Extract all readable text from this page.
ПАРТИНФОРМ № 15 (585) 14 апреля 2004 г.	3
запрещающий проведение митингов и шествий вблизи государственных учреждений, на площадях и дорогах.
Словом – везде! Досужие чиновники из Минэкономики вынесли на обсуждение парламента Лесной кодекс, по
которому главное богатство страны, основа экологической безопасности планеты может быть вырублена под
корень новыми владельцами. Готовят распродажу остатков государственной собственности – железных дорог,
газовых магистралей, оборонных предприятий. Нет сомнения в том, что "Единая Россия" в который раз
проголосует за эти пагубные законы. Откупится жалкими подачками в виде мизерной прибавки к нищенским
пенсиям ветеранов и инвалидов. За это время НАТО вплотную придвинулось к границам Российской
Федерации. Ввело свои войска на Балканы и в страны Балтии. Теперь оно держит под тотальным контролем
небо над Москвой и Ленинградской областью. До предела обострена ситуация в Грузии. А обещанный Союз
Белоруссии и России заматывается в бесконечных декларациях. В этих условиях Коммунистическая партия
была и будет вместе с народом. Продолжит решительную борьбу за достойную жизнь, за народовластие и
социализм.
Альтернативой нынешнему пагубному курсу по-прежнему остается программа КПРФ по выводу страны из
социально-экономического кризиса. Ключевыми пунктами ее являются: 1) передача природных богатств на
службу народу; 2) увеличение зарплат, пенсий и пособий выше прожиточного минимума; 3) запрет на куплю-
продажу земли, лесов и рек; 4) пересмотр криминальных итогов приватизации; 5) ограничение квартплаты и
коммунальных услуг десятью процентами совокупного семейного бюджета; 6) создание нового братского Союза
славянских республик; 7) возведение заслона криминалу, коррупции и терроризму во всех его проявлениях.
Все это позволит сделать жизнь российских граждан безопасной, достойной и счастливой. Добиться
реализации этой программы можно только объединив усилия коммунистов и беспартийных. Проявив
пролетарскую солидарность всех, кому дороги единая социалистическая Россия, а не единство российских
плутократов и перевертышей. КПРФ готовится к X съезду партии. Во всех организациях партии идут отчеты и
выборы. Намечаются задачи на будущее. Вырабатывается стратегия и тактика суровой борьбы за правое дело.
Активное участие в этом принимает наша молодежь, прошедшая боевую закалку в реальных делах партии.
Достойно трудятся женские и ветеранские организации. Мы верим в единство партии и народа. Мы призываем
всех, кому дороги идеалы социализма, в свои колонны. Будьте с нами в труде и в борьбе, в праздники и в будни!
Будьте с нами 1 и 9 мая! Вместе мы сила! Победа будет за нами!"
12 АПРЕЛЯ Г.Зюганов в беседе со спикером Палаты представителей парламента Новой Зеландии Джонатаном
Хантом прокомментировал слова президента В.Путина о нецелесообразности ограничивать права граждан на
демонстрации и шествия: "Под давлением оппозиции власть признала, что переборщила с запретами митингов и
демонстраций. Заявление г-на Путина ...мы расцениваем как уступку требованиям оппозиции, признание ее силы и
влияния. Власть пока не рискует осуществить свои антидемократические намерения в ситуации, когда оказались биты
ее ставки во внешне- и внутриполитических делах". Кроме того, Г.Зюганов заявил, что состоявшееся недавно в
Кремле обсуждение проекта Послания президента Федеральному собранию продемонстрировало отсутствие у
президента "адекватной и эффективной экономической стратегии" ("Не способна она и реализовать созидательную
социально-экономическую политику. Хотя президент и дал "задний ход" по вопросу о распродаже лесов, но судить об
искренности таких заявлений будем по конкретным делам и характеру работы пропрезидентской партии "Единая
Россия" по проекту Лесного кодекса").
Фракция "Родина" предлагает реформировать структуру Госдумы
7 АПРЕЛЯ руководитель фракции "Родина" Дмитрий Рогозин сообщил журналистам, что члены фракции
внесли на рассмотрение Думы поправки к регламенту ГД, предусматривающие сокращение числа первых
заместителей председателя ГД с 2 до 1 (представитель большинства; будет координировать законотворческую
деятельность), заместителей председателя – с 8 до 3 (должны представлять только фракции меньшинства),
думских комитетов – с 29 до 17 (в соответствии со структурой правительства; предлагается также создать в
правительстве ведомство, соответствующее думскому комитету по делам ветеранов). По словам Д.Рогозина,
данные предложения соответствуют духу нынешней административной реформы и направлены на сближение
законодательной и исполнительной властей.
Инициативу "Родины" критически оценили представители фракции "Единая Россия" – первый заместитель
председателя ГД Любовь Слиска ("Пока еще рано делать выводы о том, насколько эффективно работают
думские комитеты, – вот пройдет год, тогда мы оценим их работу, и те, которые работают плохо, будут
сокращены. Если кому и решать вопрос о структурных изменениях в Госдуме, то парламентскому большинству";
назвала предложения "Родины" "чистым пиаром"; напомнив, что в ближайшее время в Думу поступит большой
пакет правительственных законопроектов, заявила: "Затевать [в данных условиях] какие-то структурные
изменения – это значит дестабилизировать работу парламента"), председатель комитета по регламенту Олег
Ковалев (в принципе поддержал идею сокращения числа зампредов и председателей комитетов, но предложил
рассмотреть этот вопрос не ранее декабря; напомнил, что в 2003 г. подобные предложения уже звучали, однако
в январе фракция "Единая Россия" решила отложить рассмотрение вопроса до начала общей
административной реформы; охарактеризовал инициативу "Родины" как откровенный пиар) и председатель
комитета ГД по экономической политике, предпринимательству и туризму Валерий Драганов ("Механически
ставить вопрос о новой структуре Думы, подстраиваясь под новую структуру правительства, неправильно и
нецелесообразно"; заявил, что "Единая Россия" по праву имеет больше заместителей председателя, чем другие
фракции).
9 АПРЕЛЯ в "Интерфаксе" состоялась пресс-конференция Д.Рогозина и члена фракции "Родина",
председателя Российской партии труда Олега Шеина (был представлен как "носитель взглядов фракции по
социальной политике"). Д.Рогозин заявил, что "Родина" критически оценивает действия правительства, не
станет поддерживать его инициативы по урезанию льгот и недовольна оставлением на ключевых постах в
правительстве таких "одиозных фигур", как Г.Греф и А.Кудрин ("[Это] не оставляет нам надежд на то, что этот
##############################
* **Short task**
Nothing may be left out: return each entry exactly as it reads.

* **Answer to the task**
Extract all readable text from this page.
ПАРТИНФОРМ № 15 (585) 14 апреля 2004 г.	3
запрещающий проведение митингов и шествий вблизи государственных учреждений, на площадях и дорогах.
Словом – везде! Досужие чиновники из Минэкономики вынесли на обсуждение парламента Лесной кодекс, по
которому главное богатство страны, основа экологической безопасности планеты может быть вырублена под
корень новыми владельцами. Готовят распродажу остатков государственной собственности – железных дорог,
газовых магистралей, оборонных предприятий. Нет сомнения в том, что "Единая Россия" в который раз
проголосует за эти пагубные законы. Откупится жалкими подачками в виде мизерной прибавки к нищенским
пенсиям ветеранов и инвалидов. За это время НАТО вплотную придвинулось к границам Российской
Федерации. Ввело свои войска на Балканы и в страны Балтии. Теперь оно держит под тотальным контролем
небо над Москвой и Ленинградской областью. До предела обострена ситуация в Грузии. А обещанный Союз
Белоруссии и России заматывается в бесконечных декларациях. В этих условиях Коммунистическая партия
была и будет вместе с народом. Продолжит решительную борьбу за достойную жизнь, за народовластие и
социализм.
Альтернативой нынешнему пагубному курсу по-прежнему остается программа КПРФ по выводу страны из
социально-экономического кризиса. Ключевыми пунктами ее являются: 1) передача природных богатств на
службу народу; 2) увеличение зарплат, пенсий и пособий выше прожиточного минимума; 3) запрет на куплю-
продажу земли, лесов и рек; 4) пересмотр криминальных итогов приватизации; 5) ограничение квартплаты и
коммунальных услуг десятью процентами совокупного семейного бюджета; 6) создание нового братского Союза
славянских республик; 7) возведение заслона криминалу, коррупции и терроризму во всех его проявлениях.
Все это позволит сделать жизнь российских граждан безопасной, достойной и счастливой. Добиться
реализации этой программы можно только объединив усилия коммунистов и беспартийных. Проявив
пролетарскую солидарность всех, кому дороги единая социалистическая Россия, а не единство российских
плутократов и перевертышей. КПРФ готовится к X съезду партии. Во всех организациях партии идут отчеты и
выборы. Намечаются задачи на будущее. Вырабатывается стратегия и тактика суровой борьбы за правое дело.
Активное участие в этом принимает наша молодежь, прошедшая боевую закалку в реальных делах партии.
Достойно трудятся женские и ветеранские организации. Мы верим в единство партии и народа. Мы призываем
всех, кому дороги идеалы социализма, в свои колонны. Будьте с нами в труде и в борьбе, в праздники и в будни!
Будьте с нами 1 и 9 мая! Вместе мы сила! Победа будет за нами!"
12 АПРЕЛЯ Г.Зюганов в беседе со спикером Палаты представителей парламента Новой Зеландии Джонатаном
Хантом прокомментировал слова президента В.Путина о нецелесообразности ограничивать права граждан на
демонстрации и шествия: "Под давлением оппозиции власть признала, что переборщила с запретами митингов и
демонстраций. Заявление г-на Путина ...мы расцениваем как уступку требованиям оппозиции, признание ее силы и
влияния. Власть пока не рискует осуществить свои антидемократические намерения в ситуации, когда оказались биты
ее ставки во внешне- и внутриполитических делах". Кроме того, Г.Зюганов заявил, что состоявшееся недавно в
Кремле обсуждение проекта Послания президента Федеральному собранию продемонстрировало отсутствие у
президента "адекватной и эффективной экономической стратегии" ("Не способна она и реализовать созидательную
социально-экономическую политику. Хотя президент и дал "задний ход" по вопросу о распродаже лесов, но судить об
искренности таких заявлений будем по конкретным делам и характеру работы пропрезидентской партии "Единая
Россия" по проекту Лесного кодекса").
Фракция "Родина" предлагает реформировать структуру Госдумы
7 АПРЕЛЯ руководитель фракции "Родина" Дмитрий Рогозин сообщил журналистам, что члены фракции
внесли на рассмотрение Думы поправки к регламенту ГД, предусматривающие сокращение числа первых
заместителей председателя ГД с 2 до 1 (представитель большинства; будет координировать законотворческую
деятельность), заместителей председателя – с 8 до 3 (должны представлять только фракции меньшинства),
думских комитетов – с 29 до 17 (в соответствии со структурой правительства; предлагается также создать в
правительстве ведомство, соответствующее думскому комитету по делам ветеранов). По словам Д.Рогозина,
данные предложения соответствуют духу нынешней административной реформы и направлены на сближение
законодательной и исполнительной властей.
Инициативу "Родины" критически оценили представители фракции "Единая Россия" – первый заместитель
председателя ГД Любовь Слиска ("Пока еще рано делать выводы о том, насколько эффективно работают
думские комитеты, – вот пройдет год, тогда мы оценим их работу, и те, которые работают плохо, будут
сокращены. Если кому и решать вопрос о структурных изменениях в Госдуме, то парламентскому большинству";
назвала предложения "Родины" "чистым пиаром"; напомнив, что в ближайшее время в Думу поступит большой
пакет правительственных законопроектов, заявила: "Затевать [в данных условиях] какие-то структурные
изменения – это значит дестабилизировать работу парламента"), председатель комитета по регламенту Олег
Ковалев (в принципе поддержал идею сокращения числа зампредов и председателей комитетов, но предложил
рассмотреть этот вопрос не ранее декабря; напомнил, что в 2003 г. подобные предложения уже звучали, однако
в январе фракция "Единая Россия" решила отложить рассмотрение вопроса до начала общей
административной реформы; охарактеризовал инициативу "Родины" как откровенный пиар) и председатель
комитета ГД по экономической политике, предпринимательству и туризму Валерий Драганов ("Механически
ставить вопрос о новой структуре Думы, подстраиваясь под новую структуру правительства, неправильно и
нецелесообразно"; заявил, что "Единая Россия" по праву имеет больше заместителей председателя, чем другие
фракции).
9 АПРЕЛЯ в "Интерфаксе" состоялась пресс-конференция Д.Рогозина и члена фракции "Родина",
председателя Российской партии труда Олега Шеина (был представлен как "носитель взглядов фракции по
социальной политике"). Д.Рогозин заявил, что "Родина" критически оценивает действия правительства, не
станет поддерживать его инициативы по урезанию льгот и недовольна оставлением на ключевых постах в
правительстве таких "одиозных фигур", как Г.Греф и А.Кудрин ("[Это] не оставляет нам надежд на то, что этот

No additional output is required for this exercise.